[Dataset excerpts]
——————

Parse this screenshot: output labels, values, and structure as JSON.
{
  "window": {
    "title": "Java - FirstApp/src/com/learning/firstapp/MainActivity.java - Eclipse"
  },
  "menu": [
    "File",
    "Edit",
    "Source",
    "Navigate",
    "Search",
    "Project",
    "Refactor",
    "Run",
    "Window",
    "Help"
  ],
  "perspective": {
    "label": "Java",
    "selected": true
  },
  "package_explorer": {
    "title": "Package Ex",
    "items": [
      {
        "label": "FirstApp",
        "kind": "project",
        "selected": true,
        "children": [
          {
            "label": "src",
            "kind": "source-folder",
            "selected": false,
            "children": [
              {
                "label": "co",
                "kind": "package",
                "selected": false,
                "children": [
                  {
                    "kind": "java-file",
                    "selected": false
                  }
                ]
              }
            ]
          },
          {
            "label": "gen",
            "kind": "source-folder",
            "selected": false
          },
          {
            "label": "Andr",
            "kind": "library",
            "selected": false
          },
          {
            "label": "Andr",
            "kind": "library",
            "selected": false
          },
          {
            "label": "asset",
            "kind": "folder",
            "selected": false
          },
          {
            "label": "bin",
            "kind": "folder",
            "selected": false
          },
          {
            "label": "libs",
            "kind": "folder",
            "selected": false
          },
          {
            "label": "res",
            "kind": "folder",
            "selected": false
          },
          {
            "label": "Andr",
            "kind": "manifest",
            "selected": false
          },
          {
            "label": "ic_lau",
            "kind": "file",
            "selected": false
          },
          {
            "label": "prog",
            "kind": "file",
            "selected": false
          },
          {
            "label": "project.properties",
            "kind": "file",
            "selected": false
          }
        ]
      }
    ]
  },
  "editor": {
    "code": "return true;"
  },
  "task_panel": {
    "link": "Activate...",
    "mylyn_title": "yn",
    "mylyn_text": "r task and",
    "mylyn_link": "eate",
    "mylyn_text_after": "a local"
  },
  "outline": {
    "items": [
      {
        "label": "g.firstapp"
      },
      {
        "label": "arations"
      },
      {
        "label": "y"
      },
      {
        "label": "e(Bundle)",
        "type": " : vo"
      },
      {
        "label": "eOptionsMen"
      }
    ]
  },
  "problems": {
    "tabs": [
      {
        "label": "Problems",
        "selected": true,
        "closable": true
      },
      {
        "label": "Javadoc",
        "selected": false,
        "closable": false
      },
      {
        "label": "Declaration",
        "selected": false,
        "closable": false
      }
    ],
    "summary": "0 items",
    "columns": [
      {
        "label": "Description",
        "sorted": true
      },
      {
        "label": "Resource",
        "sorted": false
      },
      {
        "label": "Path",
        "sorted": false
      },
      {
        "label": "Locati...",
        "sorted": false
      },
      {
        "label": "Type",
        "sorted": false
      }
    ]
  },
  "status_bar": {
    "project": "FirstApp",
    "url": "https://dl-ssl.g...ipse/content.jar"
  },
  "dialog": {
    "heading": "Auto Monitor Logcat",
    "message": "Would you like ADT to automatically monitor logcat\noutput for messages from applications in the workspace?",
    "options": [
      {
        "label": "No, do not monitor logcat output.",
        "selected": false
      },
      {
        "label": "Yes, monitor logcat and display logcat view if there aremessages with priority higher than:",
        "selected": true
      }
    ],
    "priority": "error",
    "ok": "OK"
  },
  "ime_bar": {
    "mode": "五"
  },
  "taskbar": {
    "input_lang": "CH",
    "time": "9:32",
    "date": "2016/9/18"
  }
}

——————

## What is required
Filter the records down to the lines that contain the string "true", and copy those lines.

## Correct result
    "selected": true
        "selected": true,
    "code": "return true;"
        "selected": true,
        "closable": true
        "sorted": true
        "selected": true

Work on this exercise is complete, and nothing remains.